* _Selected passage_:
> ## Documentation Index
> Fetch the complete documentation index at: https://docs.omnifence.ai/llms.txt
> Use this file to discover all available pages before exploring further.

# Video moderation

> Screen a video against the configured moderation categories

Video moderation sends the whole clip to a video-capable vision model and evaluates it against the
configured categories — the same checks as [image moderation](/moderation/image-moderation), applied
to the video directly (no frame extraction).

## Input

Submit a `multipart/form-data` request with:

| Field         | Type   | Required | Description                                                                                         |
| ------------- | ------ | -------- | --------------------------------------------------------------------------------------------------- |
| `video`       | string | Yes      | Publicly reachable HTTP or HTTPS URL of the video to scan, up to 300 MB. The classifier fetches it. |
| `webhook_url` | string | No       | URL to receive the result on completion.                                                            |

```bash theme={null}
curl -X POST https://api.omnifence.ai/api/v1/moderate/video \
  -H "Authorization: Bearer YOUR_API_KEY" \
  -F "video=https://storage.example.com/generated/output.mp4"
```

<Note>
  The `video` field must be a public HTTP or HTTPS URL. URLs using another scheme, or resolving to a
  private or internal network address, are rejected with `400 INVALID_REQUEST`. The linked video
  must be no larger than **300 MB**.
</Note>

## Pipeline

Checks run in parallel on the submitted video:

### VLM classification

A video-capable vision-language model analyses the clip for the always-on **AI Adult General** policy
(which also folds in any enabled per-client [custom categories](/moderation/categories#custom-categories))
and, when enabled, the informational **NSFW** label. The AI Adult General step is the sole
prohibited-decision source; NSFW is returned alongside the result but never causes a rejection on its
own.

* _Work request_:
Using the video moderation page, answer the following:
1. What is the largest size allowed for the linked video?
2. What error is returned when the video URL resolves to a private or internal network address?
3. Which step is the only source of a prohibited decision?

Document layout analysis data:
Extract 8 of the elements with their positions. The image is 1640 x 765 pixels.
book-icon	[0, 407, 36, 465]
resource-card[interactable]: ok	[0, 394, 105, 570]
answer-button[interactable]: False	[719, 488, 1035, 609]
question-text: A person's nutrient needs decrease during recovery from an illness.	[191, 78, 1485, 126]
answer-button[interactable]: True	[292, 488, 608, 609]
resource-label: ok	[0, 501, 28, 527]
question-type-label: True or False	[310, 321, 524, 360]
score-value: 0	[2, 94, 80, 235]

* _Solution to the exercise_:
1. 300 MB
2. 400 INVALID_REQUEST
3. The AI Adult General step